◆ DIRECTIVE ◆
Answer with one number only: the number of lines that contain "sont".

◆ SUPPLIED RECORDS ◆
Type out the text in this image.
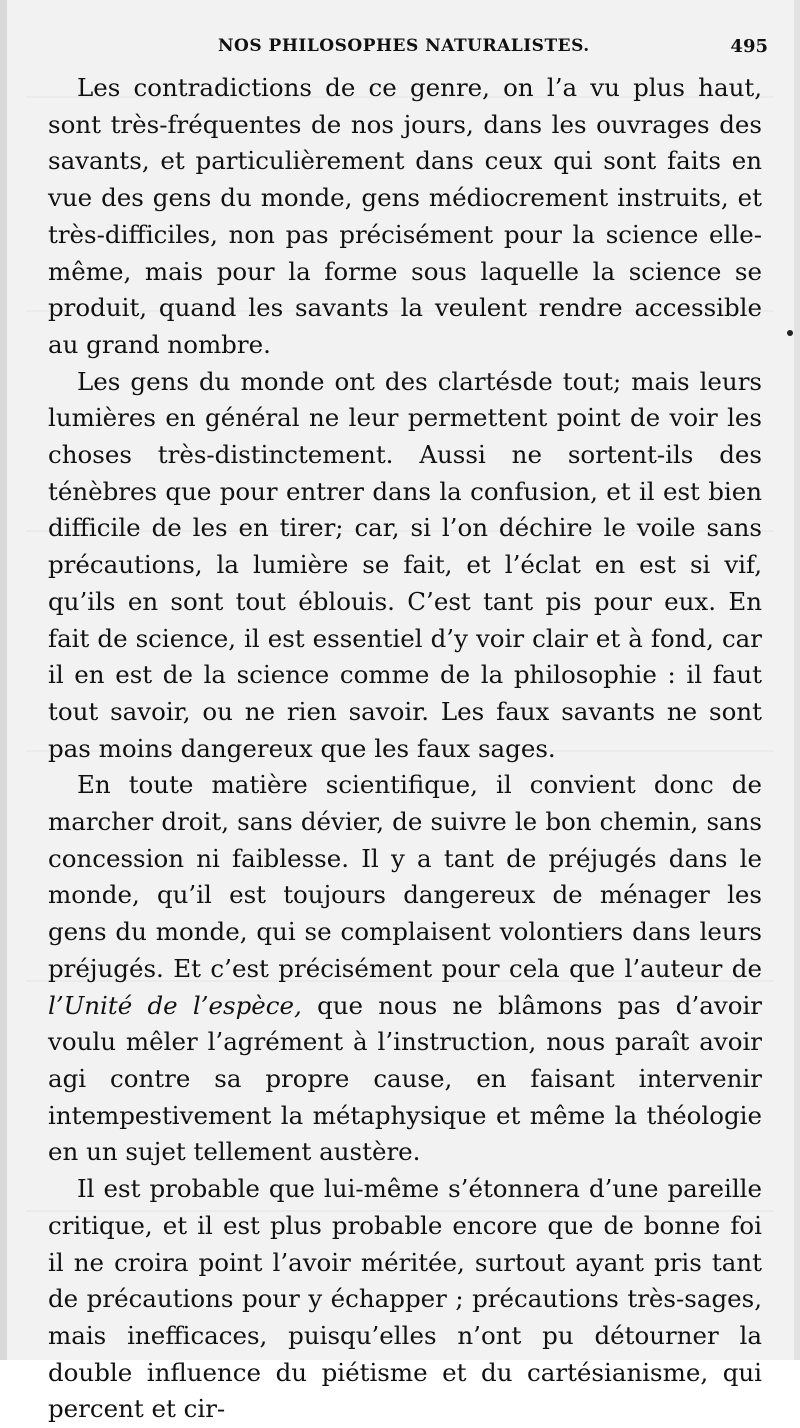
NOS PHILOSOPHES NATURALISTES.	495

Les contradictions de ce genre, on l’a vu plus haut, sont très-fréquentes de nos jours, dans les ouvrages des savants, et particulièrement dans ceux qui sont faits en vue des gens du monde, gens médiocrement instruits, et très-difficiles, non pas précisément pour la science elle-même, mais pour la forme sous laquelle la science se produit, quand les savants la veulent rendre accessible au grand nombre.

Les gens du monde ont des clartésde tout; mais leurs lumières en général ne leur permettent point de voir les choses très-distinctement. Aussi ne sortent-ils des ténèbres que pour entrer dans la confusion, et il est bien difficile de les en tirer; car, si l’on déchire le voile sans précautions, la lumière se fait, et l’éclat en est si vif, qu’ils en sont tout éblouis. C’est tant pis pour eux. En fait de science, il est essentiel d’y voir clair et à fond, car il en est de la science comme de la philosophie : il faut tout savoir, ou ne rien savoir. Les faux savants ne sont pas moins dangereux que les faux sages.

En toute matière scientifique, il convient donc de marcher droit, sans dévier, de suivre le bon chemin, sans concession ni faiblesse. Il y a tant de préjugés dans le monde, qu’il est toujours dangereux de ménager les gens du monde, qui se complaisent volontiers dans leurs préjugés. Et c’est précisément pour cela que l’auteur de l’Unité de l’espèce, que nous ne blâmons pas d’avoir voulu mêler l’agrément à l’instruction, nous paraît avoir agi contre sa propre cause, en faisant intervenir intempestivement la métaphysique et même la théologie en un sujet tellement austère.

Il est probable que lui-même s’étonnera d’une pareille critique, et il est plus probable encore que de bonne foi il ne croira point l’avoir méritée, surtout ayant pris tant de précautions pour y échapper ; précautions très-sages, mais inefficaces, puisqu’elles n’ont pu détourner la double influence du piétisme et du cartésianisme, qui percent et cir-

◆ THE ANSWER ◆
2